(A run of items)
◇ ◇ ◇ ◇ ◇
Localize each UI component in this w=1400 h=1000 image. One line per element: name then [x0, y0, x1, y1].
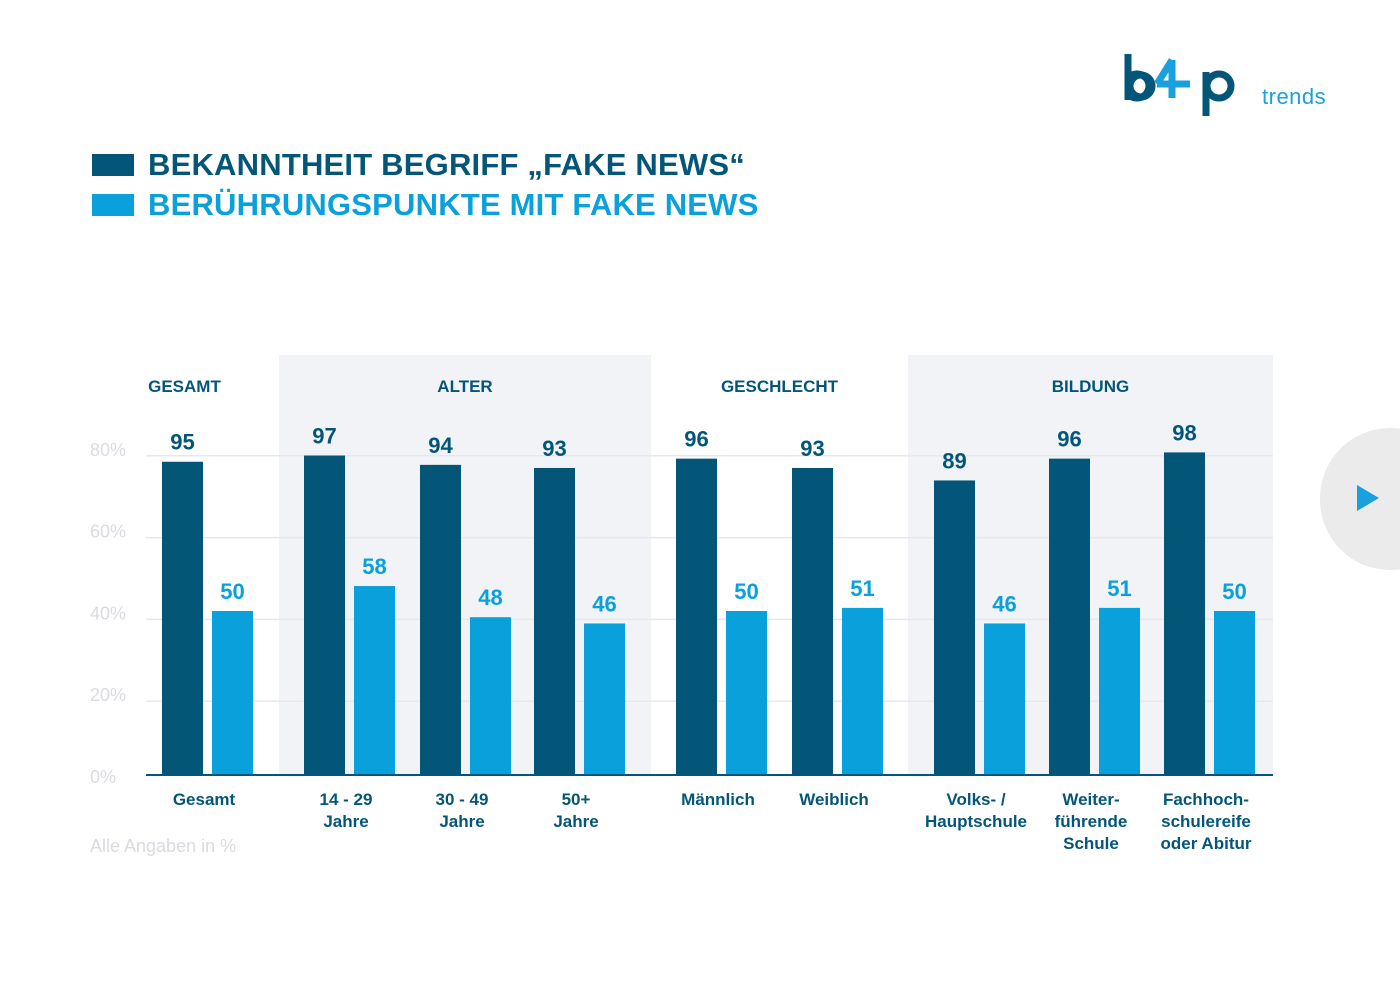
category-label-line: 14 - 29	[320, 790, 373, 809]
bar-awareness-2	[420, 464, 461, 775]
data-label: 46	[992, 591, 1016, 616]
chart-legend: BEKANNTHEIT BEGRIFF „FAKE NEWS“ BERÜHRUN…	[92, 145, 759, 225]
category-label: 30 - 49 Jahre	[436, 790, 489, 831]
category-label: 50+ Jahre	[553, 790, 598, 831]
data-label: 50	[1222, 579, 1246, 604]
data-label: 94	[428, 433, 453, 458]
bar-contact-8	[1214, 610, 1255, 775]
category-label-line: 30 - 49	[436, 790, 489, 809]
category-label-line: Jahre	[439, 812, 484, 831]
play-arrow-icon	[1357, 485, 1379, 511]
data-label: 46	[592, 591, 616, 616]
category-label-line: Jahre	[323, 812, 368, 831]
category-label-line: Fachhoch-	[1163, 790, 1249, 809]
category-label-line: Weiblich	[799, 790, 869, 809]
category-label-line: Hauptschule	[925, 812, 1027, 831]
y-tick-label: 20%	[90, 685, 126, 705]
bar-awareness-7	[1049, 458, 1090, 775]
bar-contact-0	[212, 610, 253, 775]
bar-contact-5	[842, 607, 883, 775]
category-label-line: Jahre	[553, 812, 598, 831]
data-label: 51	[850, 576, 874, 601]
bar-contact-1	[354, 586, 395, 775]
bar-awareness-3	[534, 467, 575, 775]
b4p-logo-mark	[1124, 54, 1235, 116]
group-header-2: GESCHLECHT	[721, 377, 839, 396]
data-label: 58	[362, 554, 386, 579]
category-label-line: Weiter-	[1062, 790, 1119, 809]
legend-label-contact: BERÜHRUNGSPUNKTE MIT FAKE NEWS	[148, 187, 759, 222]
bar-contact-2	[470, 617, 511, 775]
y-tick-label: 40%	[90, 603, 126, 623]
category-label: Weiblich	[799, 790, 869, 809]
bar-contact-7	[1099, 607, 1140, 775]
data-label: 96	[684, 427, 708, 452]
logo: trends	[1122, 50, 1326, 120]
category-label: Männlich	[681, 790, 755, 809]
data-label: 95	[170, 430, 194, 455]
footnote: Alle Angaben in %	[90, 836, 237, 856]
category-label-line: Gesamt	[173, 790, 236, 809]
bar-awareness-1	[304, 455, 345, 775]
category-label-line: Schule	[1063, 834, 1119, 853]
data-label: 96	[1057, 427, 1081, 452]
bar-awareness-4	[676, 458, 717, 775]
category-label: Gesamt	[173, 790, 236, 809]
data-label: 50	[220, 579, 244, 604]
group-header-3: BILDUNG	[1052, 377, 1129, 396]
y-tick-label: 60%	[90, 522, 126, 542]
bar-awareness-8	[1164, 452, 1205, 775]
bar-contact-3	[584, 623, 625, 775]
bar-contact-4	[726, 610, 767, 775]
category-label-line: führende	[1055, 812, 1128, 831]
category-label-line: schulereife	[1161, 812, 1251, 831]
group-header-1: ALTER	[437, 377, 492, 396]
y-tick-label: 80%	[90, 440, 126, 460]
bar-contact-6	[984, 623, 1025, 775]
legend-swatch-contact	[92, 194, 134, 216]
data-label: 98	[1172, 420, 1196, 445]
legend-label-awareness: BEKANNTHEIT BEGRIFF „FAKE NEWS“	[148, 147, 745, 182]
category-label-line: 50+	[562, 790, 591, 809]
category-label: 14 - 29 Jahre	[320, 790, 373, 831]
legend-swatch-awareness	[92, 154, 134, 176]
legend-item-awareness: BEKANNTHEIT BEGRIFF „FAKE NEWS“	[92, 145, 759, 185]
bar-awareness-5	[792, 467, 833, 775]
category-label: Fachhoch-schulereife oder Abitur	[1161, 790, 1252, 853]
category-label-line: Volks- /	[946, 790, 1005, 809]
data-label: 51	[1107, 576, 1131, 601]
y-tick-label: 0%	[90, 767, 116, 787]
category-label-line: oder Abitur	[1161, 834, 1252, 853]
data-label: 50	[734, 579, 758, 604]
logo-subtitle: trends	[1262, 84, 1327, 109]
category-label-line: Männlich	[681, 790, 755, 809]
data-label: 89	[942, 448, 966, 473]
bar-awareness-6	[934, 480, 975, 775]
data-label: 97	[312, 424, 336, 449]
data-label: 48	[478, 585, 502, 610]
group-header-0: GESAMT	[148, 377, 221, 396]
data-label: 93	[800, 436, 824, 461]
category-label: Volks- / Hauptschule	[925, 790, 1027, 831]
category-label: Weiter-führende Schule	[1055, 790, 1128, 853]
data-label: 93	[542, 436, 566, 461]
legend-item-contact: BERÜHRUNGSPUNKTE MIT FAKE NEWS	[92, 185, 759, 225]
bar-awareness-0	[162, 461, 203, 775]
◇ ◇ ◇ ◇ ◇
Task prompt: Copy the items above without change, from the line that contains "790, 373, 809]" through the line that contains "607, 1140, 775]", including both of those lines.

Expected answer:
category-label-line: 14 - 29	[320, 790, 373, 809]
bar-awareness-2	[420, 464, 461, 775]
data-label: 46	[992, 591, 1016, 616]
chart-legend: BEKANNTHEIT BEGRIFF „FAKE NEWS“ BERÜHRUN…	[92, 145, 759, 225]
category-label: 30 - 49 Jahre	[436, 790, 489, 831]
category-label: 50+ Jahre	[553, 790, 598, 831]
data-label: 50	[1222, 579, 1246, 604]
data-label: 94	[428, 433, 453, 458]
bar-contact-8	[1214, 610, 1255, 775]
category-label-line: 30 - 49	[436, 790, 489, 809]
category-label-line: Jahre	[439, 812, 484, 831]
play-arrow-icon	[1357, 485, 1379, 511]
data-label: 46	[592, 591, 616, 616]
category-label-line: Jahre	[323, 812, 368, 831]
category-label-line: Fachhoch-	[1163, 790, 1249, 809]
category-label-line: Weiblich	[799, 790, 869, 809]
category-label-line: Hauptschule	[925, 812, 1027, 831]
y-tick-label: 20%	[90, 685, 126, 705]
bar-awareness-7	[1049, 458, 1090, 775]
bar-contact-0	[212, 610, 253, 775]
bar-contact-5	[842, 607, 883, 775]
category-label-line: Jahre	[553, 812, 598, 831]
data-label: 51	[850, 576, 874, 601]
bar-contact-1	[354, 586, 395, 775]
bar-awareness-3	[534, 467, 575, 775]
b4p-logo-mark	[1124, 54, 1235, 116]
group-header-2: GESCHLECHT	[721, 377, 839, 396]
data-label: 58	[362, 554, 386, 579]
category-label-line: Weiter-	[1062, 790, 1119, 809]
legend-label-contact: BERÜHRUNGSPUNKTE MIT FAKE NEWS	[148, 187, 759, 222]
bar-contact-2	[470, 617, 511, 775]
y-tick-label: 40%	[90, 603, 126, 623]
category-label: Weiblich	[799, 790, 869, 809]
bar-contact-7	[1099, 607, 1140, 775]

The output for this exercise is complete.